Stored records:
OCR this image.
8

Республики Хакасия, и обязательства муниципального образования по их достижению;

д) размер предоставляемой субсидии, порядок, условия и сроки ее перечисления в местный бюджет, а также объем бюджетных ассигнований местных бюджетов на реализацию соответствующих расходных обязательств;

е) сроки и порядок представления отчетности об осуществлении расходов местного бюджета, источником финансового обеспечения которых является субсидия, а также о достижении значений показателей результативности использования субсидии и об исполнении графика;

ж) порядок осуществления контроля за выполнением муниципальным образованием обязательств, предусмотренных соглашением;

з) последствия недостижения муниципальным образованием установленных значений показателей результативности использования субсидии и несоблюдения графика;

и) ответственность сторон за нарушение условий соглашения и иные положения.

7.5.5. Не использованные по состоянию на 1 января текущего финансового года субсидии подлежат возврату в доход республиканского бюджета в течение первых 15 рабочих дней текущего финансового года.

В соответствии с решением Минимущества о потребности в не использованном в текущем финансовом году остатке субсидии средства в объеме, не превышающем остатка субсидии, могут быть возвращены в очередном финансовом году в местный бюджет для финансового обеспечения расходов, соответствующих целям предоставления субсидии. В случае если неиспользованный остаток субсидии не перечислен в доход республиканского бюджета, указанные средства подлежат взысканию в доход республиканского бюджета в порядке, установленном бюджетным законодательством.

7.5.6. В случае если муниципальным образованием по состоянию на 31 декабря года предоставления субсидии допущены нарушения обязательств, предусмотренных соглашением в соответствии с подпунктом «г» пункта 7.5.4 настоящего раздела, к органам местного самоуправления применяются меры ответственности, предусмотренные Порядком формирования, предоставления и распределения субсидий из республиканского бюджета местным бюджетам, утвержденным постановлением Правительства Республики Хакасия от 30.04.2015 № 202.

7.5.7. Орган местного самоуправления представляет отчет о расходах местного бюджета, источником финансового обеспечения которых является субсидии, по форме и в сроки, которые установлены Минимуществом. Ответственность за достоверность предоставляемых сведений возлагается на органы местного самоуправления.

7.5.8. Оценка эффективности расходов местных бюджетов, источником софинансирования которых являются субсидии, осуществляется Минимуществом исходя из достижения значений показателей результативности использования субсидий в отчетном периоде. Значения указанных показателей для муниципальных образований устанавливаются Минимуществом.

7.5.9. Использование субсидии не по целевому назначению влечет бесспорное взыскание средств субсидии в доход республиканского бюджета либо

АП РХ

What you need to do: Tell how many lines of the data include the word "состоянию", and nothing else.

Final result: 2